Directions: Copy out every line of the data exactly.

Data provided:
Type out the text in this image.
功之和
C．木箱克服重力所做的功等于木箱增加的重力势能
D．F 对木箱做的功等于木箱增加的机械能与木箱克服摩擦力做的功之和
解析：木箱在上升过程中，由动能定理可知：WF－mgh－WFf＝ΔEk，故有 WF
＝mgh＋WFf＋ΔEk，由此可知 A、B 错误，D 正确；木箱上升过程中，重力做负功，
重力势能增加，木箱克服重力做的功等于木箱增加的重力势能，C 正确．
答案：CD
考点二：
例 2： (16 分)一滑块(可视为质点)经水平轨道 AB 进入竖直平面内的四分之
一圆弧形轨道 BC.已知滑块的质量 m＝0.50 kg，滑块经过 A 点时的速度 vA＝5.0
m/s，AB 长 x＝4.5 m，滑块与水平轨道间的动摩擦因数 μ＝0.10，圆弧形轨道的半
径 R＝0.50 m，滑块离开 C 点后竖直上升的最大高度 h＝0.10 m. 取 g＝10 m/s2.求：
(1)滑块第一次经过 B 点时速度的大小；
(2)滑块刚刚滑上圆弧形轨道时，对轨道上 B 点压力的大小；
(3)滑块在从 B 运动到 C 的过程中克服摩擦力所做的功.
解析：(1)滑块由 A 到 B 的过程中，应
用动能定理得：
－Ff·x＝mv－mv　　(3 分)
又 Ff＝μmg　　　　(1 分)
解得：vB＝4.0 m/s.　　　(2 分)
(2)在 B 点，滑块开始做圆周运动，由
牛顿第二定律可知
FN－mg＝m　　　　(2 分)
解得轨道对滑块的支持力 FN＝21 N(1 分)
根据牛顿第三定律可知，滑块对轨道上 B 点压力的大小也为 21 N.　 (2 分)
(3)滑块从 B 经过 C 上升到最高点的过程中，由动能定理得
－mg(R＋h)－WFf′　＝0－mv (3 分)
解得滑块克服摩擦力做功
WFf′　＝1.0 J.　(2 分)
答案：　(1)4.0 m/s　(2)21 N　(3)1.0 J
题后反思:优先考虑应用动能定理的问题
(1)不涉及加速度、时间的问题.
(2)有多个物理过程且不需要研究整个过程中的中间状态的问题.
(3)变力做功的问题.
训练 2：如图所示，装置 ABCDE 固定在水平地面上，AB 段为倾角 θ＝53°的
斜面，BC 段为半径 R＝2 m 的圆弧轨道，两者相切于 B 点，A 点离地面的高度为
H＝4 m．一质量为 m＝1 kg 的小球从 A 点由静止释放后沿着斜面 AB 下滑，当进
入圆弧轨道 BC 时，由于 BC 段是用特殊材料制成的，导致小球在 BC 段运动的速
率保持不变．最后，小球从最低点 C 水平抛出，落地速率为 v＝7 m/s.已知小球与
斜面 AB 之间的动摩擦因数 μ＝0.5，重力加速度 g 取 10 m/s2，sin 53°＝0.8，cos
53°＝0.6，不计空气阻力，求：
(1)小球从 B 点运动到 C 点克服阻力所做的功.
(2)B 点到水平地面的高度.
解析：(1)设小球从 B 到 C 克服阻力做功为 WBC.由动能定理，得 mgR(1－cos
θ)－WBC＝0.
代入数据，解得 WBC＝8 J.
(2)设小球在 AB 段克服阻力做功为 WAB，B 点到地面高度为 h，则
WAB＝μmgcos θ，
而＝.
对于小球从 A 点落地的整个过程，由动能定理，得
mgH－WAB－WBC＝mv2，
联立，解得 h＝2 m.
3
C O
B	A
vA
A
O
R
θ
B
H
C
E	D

Result of this task:
Type out the text in this image.
功之和
C．木箱克服重力所做的功等于木箱增加的重力势能
D．F 对木箱做的功等于木箱增加的机械能与木箱克服摩擦力做的功之和
解析：木箱在上升过程中，由动能定理可知：WF－mgh－WFf＝ΔEk，故有 WF
＝mgh＋WFf＋ΔEk，由此可知 A、B 错误，D 正确；木箱上升过程中，重力做负功，
重力势能增加，木箱克服重力做的功等于木箱增加的重力势能，C 正确．
答案：CD
考点二：
例 2： (16 分)一滑块(可视为质点)经水平轨道 AB 进入竖直平面内的四分之
一圆弧形轨道 BC.已知滑块的质量 m＝0.50 kg，滑块经过 A 点时的速度 vA＝5.0
m/s，AB 长 x＝4.5 m，滑块与水平轨道间的动摩擦因数 μ＝0.10，圆弧形轨道的半
径 R＝0.50 m，滑块离开 C 点后竖直上升的最大高度 h＝0.10 m. 取 g＝10 m/s2.求：
(1)滑块第一次经过 B 点时速度的大小；
(2)滑块刚刚滑上圆弧形轨道时，对轨道上 B 点压力的大小；
(3)滑块在从 B 运动到 C 的过程中克服摩擦力所做的功.
解析：(1)滑块由 A 到 B 的过程中，应
用动能定理得：
－Ff·x＝mv－mv　　(3 分)
又 Ff＝μmg　　　　(1 分)
解得：vB＝4.0 m/s.　　　(2 分)
(2)在 B 点，滑块开始做圆周运动，由
牛顿第二定律可知
FN－mg＝m　　　　(2 分)
解得轨道对滑块的支持力 FN＝21 N(1 分)
根据牛顿第三定律可知，滑块对轨道上 B 点压力的大小也为 21 N.　 (2 分)
(3)滑块从 B 经过 C 上升到最高点的过程中，由动能定理得
－mg(R＋h)－WFf′　＝0－mv (3 分)
解得滑块克服摩擦力做功
WFf′　＝1.0 J.　(2 分)
答案：　(1)4.0 m/s　(2)21 N　(3)1.0 J
题后反思:优先考虑应用动能定理的问题
(1)不涉及加速度、时间的问题.
(2)有多个物理过程且不需要研究整个过程中的中间状态的问题.
(3)变力做功的问题.
训练 2：如图所示，装置 ABCDE 固定在水平地面上，AB 段为倾角 θ＝53°的
斜面，BC 段为半径 R＝2 m 的圆弧轨道，两者相切于 B 点，A 点离地面的高度为
H＝4 m．一质量为 m＝1 kg 的小球从 A 点由静止释放后沿着斜面 AB 下滑，当进
入圆弧轨道 BC 时，由于 BC 段是用特殊材料制成的，导致小球在 BC 段运动的速
率保持不变．最后，小球从最低点 C 水平抛出，落地速率为 v＝7 m/s.已知小球与
斜面 AB 之间的动摩擦因数 μ＝0.5，重力加速度 g 取 10 m/s2，sin 53°＝0.8，cos
53°＝0.6，不计空气阻力，求：
(1)小球从 B 点运动到 C 点克服阻力所做的功.
(2)B 点到水平地面的高度.
解析：(1)设小球从 B 到 C 克服阻力做功为 WBC.由动能定理，得 mgR(1－cos
θ)－WBC＝0.
代入数据，解得 WBC＝8 J.
(2)设小球在 AB 段克服阻力做功为 WAB，B 点到地面高度为 h，则
WAB＝μmgcos θ，
而＝.
对于小球从 A 点落地的整个过程，由动能定理，得
mgH－WAB－WBC＝mv2，
联立，解得 h＝2 m.
3
C O
B	A
vA
A
O
R
θ
B
H
C
E	D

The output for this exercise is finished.